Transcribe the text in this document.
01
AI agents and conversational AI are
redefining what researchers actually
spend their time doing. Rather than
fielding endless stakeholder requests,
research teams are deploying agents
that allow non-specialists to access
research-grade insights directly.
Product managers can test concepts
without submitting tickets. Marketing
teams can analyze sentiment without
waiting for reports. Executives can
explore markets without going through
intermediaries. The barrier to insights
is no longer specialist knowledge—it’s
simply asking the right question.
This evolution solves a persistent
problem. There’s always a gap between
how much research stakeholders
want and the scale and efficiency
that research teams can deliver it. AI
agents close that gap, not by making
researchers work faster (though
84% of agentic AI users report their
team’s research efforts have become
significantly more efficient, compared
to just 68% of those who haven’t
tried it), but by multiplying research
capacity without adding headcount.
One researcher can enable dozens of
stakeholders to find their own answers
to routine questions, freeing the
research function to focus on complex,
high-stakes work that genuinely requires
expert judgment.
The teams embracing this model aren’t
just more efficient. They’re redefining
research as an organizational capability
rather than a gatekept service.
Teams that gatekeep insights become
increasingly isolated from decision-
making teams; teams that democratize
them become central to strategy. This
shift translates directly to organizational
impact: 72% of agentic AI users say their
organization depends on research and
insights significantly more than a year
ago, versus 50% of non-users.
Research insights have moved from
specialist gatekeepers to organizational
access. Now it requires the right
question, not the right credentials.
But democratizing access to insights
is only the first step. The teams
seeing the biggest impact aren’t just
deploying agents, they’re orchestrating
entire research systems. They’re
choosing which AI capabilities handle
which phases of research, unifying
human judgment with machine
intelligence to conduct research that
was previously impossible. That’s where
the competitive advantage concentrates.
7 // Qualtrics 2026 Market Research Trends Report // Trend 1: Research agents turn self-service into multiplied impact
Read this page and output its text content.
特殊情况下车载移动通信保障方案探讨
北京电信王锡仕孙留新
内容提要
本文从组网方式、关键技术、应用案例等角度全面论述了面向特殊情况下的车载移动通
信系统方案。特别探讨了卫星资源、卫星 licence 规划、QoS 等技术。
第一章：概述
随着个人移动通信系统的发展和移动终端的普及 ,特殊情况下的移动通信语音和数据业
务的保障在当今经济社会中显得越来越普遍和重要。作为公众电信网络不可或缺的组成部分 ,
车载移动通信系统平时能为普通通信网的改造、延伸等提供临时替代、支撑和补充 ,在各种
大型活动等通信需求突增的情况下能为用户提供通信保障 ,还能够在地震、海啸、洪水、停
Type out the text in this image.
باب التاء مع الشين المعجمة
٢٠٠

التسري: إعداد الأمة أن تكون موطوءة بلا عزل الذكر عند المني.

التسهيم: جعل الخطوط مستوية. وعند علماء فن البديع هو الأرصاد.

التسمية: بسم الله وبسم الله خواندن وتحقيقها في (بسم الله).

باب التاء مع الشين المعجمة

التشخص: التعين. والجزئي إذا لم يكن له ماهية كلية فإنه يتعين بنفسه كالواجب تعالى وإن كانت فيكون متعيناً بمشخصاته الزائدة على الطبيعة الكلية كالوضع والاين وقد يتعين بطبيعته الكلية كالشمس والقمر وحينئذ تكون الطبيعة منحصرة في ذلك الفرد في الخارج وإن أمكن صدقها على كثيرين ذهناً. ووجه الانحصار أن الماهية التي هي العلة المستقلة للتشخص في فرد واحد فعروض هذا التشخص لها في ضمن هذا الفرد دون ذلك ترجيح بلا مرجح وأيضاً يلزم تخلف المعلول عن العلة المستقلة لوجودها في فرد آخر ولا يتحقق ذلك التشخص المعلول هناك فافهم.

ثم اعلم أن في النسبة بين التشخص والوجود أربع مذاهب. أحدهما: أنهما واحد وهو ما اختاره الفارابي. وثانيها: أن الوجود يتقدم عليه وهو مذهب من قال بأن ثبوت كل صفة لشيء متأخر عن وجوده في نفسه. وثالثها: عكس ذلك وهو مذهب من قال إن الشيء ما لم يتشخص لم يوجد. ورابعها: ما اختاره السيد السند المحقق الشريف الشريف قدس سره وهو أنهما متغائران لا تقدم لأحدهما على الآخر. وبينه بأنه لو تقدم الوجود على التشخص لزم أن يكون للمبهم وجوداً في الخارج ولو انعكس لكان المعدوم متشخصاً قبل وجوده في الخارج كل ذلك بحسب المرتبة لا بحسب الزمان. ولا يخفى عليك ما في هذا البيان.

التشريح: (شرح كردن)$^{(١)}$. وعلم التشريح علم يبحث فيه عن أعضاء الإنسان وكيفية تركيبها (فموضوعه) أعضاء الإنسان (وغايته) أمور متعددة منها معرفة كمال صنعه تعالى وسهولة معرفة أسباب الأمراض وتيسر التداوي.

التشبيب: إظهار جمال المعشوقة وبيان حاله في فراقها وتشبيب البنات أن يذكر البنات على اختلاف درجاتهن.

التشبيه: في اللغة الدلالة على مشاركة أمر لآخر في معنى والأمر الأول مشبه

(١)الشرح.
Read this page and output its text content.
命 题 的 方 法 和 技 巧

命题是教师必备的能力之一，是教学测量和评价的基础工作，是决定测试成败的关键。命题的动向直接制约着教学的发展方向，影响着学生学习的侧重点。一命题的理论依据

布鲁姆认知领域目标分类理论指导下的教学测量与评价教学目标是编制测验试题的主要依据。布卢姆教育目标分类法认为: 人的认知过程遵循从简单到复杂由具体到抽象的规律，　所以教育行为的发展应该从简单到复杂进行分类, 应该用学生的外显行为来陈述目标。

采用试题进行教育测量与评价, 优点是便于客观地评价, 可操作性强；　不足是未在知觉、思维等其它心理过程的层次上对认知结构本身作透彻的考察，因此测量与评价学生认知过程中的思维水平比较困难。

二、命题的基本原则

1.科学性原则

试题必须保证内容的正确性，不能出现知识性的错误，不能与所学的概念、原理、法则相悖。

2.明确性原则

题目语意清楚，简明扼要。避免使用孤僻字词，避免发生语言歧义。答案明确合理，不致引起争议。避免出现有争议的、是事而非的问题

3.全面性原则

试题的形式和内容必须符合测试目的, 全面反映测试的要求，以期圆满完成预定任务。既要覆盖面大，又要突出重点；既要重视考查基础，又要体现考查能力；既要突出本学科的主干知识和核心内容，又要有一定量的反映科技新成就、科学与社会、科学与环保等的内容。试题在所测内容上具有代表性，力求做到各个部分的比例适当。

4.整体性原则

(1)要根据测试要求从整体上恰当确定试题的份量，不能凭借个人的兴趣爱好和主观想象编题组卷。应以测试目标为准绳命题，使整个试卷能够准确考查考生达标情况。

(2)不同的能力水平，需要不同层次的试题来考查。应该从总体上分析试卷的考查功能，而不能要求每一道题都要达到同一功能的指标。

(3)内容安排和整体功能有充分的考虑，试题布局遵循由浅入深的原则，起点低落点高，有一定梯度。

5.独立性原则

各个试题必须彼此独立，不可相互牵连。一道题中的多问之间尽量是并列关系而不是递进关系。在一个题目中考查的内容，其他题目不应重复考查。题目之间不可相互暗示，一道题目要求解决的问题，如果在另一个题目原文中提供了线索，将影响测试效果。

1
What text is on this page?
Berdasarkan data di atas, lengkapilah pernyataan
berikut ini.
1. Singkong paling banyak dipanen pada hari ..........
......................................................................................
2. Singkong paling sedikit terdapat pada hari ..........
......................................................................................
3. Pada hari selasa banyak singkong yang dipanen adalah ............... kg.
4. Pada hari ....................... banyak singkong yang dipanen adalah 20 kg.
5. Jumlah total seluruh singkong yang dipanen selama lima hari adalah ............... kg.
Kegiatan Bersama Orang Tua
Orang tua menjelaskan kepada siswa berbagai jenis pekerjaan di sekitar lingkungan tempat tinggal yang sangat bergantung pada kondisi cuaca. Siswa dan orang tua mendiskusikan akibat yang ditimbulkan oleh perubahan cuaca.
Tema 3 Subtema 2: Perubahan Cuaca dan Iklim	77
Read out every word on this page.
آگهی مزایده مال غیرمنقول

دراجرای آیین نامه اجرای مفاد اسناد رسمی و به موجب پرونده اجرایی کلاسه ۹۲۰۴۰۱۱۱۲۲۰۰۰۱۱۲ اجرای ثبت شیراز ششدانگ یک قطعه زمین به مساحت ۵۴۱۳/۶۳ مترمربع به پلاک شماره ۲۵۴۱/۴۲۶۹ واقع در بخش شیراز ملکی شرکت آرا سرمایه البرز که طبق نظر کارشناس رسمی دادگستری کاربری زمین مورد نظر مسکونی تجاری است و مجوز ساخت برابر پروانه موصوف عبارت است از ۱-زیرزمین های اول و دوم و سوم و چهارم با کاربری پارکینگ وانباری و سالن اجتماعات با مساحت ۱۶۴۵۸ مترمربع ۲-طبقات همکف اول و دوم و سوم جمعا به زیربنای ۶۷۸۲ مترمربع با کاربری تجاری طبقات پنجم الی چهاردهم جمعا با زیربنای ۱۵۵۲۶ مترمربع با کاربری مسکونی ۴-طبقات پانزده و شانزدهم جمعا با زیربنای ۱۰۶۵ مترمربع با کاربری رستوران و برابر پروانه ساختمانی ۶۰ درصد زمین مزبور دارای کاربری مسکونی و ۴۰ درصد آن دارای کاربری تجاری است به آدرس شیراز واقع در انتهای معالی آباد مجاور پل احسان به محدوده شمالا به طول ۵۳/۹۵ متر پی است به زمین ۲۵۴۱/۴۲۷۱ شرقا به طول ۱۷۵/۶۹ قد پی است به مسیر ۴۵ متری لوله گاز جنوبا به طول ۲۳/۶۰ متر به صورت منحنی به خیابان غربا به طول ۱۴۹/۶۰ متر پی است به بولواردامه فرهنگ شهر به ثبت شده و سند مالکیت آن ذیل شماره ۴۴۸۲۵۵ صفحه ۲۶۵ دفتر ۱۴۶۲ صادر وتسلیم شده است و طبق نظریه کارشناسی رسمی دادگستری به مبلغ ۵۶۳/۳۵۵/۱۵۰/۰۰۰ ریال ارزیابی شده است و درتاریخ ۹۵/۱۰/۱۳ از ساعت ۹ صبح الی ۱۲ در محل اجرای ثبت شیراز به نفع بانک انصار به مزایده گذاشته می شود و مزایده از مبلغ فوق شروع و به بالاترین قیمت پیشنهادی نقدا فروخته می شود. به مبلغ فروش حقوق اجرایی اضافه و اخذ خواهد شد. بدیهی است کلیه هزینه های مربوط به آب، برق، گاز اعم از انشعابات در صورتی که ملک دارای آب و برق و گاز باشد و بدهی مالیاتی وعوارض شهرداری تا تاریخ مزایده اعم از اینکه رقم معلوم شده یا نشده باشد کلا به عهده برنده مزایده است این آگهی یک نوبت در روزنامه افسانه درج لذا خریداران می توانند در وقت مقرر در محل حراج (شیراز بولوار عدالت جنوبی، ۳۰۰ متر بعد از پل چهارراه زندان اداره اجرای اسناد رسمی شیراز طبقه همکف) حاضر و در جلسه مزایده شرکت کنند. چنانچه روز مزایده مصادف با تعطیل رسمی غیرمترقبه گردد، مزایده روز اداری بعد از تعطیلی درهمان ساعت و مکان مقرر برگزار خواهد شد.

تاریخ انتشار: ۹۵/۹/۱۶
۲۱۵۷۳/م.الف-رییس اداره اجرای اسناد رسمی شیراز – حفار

•••••

> Problem to work on
Look above for lines with the word "adalah" and copy them all.

> Full answer
3. Pada hari selasa banyak singkong yang dipanen adalah ............... kg.
4. Pada hari ....................... banyak singkong yang dipanen adalah 20 kg.
5. Jumlah total seluruh singkong yang dipanen selama lima hari adalah ............... kg.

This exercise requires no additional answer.